Extracted records:
* Start *
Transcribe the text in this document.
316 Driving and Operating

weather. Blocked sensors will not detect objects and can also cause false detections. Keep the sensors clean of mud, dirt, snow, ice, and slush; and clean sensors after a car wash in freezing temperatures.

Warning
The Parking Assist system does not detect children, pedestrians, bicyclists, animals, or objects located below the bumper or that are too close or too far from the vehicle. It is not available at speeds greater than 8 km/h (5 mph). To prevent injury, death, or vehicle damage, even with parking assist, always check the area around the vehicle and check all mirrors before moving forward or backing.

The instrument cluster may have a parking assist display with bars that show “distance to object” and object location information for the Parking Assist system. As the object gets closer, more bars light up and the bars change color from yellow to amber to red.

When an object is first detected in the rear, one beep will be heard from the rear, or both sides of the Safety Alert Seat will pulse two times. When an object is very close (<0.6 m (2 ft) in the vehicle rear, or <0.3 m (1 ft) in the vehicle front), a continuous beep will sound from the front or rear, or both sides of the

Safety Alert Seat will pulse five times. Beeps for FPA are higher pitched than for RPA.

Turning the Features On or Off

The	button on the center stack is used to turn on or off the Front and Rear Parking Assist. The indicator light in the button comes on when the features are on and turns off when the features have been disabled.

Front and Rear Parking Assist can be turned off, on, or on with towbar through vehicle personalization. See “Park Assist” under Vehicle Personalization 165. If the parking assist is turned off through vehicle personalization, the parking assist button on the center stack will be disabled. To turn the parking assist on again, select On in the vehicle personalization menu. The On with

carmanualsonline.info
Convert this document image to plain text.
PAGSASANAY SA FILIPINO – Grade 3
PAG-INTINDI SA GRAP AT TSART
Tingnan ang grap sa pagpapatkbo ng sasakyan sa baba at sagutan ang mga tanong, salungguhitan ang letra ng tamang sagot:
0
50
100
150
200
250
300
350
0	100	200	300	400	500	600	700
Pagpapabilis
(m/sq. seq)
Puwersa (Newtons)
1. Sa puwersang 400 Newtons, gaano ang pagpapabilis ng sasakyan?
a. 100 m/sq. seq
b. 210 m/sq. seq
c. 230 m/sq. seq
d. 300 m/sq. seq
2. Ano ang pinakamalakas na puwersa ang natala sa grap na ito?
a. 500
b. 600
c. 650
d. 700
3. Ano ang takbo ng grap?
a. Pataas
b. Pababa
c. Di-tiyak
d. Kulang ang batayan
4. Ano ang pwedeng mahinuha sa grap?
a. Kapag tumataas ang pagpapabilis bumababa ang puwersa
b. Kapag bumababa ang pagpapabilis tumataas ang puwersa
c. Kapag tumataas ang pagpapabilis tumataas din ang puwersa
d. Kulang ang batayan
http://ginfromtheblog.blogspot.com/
* End *
WHAT NEEDS TO BE DONE
Count the lines of the material that include the word "vehicle", then state only the total.

RESPONSE
3